GIVEN TASK:
Which lines contain the string "houses"? Please list every one of them.

SOURCE RECORDS:

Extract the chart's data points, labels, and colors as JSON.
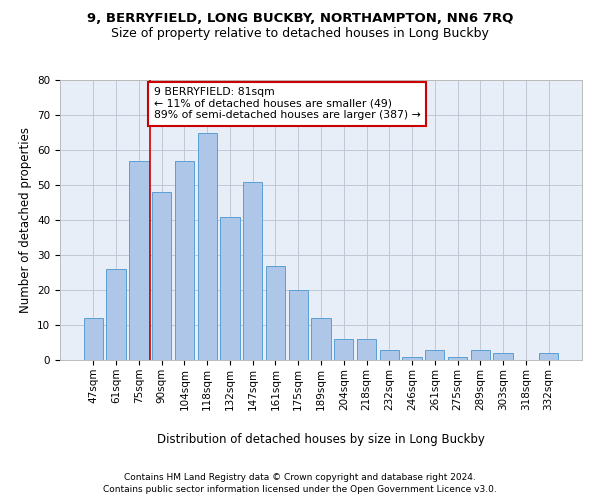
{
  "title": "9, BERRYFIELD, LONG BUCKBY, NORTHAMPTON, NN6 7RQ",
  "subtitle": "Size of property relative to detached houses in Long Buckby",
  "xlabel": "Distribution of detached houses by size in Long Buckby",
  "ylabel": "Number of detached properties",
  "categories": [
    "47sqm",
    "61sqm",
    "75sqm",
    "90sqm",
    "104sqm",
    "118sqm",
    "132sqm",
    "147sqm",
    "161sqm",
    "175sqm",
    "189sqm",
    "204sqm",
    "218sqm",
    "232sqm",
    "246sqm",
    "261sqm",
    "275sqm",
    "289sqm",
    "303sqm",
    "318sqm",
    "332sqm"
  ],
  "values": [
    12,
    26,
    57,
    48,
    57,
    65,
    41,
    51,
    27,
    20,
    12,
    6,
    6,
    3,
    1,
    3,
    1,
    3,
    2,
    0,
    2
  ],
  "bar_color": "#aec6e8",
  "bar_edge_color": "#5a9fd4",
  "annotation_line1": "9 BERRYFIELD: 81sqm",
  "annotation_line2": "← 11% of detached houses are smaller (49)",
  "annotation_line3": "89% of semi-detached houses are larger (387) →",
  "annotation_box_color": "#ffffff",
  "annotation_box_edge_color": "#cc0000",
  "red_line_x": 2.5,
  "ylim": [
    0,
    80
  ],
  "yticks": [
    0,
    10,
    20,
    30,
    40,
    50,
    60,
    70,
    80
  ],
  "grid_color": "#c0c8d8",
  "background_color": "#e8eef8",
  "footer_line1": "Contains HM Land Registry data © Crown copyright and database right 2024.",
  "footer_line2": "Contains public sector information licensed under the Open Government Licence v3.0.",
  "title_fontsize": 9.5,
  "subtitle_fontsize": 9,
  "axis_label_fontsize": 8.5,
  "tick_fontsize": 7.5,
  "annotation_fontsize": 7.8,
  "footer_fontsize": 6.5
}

SOLUTION FOR THIS EXERCISE:
  "subtitle": "Size of property relative to detached houses in Long Buckby",
  "xlabel": "Distribution of detached houses by size in Long Buckby",
  "annotation_line2": "← 11% of detached houses are smaller (49)",
  "annotation_line3": "89% of semi-detached houses are larger (387) →",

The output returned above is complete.